Exercise aim ▸ Sort through the entries below and pull out lines containing the word "this".

Stored rows ▸
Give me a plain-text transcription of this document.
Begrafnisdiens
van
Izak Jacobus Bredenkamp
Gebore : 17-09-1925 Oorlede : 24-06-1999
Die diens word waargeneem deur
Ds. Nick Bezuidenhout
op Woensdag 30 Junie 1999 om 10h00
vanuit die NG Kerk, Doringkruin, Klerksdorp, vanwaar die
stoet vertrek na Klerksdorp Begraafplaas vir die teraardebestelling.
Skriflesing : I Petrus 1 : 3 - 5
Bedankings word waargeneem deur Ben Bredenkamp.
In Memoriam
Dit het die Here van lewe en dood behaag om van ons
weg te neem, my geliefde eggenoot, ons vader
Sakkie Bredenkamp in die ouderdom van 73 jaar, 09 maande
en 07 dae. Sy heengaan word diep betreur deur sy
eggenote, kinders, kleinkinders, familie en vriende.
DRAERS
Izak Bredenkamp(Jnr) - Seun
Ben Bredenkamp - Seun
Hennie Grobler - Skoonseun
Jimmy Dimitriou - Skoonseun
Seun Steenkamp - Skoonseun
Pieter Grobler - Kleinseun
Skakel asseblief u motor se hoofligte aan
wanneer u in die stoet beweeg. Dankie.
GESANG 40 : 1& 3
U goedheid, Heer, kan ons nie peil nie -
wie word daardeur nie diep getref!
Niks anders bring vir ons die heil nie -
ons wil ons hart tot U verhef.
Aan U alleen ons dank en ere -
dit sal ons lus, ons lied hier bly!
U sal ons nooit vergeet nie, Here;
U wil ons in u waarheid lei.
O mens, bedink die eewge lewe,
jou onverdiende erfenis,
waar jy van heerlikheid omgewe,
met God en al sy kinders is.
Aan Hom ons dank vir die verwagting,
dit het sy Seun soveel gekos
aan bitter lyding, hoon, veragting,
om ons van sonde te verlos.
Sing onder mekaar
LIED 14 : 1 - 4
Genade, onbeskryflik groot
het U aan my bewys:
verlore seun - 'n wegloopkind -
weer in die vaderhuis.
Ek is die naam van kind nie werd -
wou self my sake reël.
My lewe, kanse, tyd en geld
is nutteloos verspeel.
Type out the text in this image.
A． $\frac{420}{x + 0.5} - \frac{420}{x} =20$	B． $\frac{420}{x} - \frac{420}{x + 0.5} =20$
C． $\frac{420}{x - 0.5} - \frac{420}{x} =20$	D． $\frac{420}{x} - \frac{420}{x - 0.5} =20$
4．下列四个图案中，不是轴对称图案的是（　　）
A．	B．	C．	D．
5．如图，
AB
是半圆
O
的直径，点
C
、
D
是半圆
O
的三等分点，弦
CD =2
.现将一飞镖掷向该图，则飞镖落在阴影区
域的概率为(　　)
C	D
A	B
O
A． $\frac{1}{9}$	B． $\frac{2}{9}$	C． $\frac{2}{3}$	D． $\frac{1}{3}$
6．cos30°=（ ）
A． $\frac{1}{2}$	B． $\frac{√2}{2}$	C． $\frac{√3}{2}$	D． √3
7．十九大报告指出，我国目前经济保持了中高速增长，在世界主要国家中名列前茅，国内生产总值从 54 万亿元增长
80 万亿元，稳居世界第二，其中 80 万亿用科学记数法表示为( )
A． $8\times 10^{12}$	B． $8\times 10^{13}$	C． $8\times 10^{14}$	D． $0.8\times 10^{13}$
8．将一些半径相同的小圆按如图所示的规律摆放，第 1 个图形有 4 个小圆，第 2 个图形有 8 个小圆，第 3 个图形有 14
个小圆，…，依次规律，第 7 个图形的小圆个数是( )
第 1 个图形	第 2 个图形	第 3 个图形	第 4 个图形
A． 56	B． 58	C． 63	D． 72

Exercise result ▸
Give me a plain-text transcription of this document.
Type out the text in this image.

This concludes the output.